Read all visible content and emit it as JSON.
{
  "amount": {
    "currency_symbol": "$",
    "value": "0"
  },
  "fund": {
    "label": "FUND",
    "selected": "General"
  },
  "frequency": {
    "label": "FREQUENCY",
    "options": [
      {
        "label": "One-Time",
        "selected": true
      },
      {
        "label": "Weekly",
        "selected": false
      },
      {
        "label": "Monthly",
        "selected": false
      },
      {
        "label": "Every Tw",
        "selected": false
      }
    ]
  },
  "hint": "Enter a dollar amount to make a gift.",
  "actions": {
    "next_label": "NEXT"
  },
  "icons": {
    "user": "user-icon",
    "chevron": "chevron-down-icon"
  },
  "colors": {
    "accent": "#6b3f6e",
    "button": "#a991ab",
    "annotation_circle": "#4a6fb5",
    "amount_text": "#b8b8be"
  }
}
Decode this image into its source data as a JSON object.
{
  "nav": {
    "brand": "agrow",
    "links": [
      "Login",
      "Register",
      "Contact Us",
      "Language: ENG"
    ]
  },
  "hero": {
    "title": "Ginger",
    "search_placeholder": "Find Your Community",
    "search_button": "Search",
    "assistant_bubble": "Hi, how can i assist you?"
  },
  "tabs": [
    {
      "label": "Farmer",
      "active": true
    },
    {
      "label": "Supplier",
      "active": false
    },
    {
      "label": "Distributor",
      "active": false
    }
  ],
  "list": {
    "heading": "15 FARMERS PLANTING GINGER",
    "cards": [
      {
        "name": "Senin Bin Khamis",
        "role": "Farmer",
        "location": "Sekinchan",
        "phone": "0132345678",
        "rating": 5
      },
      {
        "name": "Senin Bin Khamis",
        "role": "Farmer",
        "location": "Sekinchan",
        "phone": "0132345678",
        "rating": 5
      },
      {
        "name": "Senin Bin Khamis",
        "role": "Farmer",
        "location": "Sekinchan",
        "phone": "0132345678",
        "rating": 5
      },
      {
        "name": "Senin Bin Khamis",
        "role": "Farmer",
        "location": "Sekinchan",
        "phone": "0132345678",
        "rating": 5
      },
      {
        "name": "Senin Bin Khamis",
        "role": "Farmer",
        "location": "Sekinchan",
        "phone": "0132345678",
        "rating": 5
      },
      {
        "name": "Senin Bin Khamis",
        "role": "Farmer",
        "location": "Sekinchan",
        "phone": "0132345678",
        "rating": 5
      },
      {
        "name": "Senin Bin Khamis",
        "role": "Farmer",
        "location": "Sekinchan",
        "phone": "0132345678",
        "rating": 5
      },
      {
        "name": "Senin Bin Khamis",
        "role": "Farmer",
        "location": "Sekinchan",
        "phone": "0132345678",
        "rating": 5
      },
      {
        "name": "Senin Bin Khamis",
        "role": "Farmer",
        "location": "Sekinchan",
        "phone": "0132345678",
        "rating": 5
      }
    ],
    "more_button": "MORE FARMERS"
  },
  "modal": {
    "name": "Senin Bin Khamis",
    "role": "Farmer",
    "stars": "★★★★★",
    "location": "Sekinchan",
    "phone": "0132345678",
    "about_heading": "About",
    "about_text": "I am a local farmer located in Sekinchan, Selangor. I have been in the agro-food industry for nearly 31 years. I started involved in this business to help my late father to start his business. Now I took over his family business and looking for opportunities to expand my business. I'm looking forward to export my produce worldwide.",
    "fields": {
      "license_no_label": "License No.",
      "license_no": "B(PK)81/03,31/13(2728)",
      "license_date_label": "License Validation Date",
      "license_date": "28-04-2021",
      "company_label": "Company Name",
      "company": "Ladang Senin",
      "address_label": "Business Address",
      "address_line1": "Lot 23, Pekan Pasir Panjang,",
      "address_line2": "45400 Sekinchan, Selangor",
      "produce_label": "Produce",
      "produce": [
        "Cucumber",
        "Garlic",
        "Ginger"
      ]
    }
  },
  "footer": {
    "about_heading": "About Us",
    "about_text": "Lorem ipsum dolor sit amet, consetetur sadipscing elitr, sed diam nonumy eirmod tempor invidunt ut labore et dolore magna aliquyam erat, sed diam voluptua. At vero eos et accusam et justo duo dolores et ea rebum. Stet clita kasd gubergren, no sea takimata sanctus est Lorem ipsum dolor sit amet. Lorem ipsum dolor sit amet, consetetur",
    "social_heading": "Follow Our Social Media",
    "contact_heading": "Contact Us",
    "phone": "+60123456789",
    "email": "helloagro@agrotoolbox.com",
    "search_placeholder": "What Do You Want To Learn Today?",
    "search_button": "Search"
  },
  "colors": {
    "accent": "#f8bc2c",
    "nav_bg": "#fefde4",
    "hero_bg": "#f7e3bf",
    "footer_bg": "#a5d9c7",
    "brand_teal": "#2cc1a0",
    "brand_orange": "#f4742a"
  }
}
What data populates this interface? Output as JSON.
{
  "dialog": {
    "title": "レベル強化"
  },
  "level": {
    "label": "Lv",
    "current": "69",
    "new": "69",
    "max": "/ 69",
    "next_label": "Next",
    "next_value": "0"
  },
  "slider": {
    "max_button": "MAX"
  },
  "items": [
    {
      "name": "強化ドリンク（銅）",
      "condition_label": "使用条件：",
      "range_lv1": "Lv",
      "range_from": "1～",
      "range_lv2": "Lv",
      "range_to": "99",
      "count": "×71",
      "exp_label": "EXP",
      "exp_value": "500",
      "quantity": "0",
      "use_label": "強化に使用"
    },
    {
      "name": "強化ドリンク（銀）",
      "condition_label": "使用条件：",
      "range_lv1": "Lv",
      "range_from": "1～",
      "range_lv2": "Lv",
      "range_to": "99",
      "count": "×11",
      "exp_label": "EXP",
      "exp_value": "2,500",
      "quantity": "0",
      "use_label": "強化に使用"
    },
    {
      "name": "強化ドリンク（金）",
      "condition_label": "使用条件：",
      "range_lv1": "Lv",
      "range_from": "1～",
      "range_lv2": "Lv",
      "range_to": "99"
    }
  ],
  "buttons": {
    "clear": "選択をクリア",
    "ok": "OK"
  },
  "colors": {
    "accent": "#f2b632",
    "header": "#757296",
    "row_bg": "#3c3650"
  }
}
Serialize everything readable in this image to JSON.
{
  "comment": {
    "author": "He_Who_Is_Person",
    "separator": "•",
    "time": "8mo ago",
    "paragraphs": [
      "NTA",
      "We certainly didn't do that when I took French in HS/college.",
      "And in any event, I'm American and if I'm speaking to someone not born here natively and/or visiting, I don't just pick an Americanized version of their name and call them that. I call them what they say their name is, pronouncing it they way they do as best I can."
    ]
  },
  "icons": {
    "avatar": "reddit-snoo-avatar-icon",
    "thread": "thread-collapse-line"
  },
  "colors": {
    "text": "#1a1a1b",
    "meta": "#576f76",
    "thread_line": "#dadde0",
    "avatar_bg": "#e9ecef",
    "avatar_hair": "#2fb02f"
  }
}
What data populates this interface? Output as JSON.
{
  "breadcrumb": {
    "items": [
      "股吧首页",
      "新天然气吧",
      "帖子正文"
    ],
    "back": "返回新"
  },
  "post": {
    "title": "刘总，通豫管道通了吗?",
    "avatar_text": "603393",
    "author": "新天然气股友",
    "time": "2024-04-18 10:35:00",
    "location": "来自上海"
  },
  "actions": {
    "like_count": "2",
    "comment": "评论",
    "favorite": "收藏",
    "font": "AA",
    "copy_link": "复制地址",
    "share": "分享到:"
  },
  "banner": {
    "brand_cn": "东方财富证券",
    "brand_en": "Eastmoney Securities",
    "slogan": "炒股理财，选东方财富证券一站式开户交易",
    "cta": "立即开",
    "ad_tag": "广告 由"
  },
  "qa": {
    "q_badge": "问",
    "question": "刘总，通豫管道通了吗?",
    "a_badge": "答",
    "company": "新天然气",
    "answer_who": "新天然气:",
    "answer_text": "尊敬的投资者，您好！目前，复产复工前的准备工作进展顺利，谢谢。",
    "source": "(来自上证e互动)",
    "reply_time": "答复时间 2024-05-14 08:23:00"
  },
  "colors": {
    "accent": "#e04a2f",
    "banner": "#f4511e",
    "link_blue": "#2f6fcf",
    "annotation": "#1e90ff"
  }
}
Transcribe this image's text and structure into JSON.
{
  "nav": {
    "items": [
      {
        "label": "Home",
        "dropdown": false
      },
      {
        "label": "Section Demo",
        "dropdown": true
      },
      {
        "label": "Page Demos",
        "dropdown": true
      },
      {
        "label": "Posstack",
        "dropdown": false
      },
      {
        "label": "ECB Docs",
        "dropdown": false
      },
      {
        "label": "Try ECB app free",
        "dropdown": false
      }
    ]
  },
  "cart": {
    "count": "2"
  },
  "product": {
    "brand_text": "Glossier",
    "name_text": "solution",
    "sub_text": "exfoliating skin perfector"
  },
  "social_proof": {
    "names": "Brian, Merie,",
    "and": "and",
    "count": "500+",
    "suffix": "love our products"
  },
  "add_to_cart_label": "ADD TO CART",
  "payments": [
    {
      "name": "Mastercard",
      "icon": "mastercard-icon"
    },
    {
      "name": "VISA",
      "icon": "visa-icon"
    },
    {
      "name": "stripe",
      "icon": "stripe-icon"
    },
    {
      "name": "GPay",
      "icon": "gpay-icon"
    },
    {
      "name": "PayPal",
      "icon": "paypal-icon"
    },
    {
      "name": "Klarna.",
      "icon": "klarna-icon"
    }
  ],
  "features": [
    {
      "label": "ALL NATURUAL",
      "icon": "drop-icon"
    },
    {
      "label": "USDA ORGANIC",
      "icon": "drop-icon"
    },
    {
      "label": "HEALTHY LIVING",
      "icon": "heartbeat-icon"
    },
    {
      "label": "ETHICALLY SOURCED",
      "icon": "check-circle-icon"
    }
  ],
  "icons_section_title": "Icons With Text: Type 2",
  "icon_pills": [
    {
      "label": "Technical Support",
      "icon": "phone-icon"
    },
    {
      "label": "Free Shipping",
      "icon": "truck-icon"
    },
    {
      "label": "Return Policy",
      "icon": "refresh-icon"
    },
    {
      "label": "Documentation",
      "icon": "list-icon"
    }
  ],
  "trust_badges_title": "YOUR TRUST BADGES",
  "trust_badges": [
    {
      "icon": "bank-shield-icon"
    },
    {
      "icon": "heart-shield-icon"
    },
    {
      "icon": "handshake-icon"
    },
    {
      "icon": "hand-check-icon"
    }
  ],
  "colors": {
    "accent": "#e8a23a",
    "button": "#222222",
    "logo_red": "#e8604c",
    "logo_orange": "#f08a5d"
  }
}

= = = =

> [WHAT THIS TASK INVOLVES] Extract every line from the records above that contains the word "FARMERS".

> [CORRECT OUTPUT]
    "heading": "15 FARMERS PLANTING GINGER",
    "more_button": "MORE FARMERS"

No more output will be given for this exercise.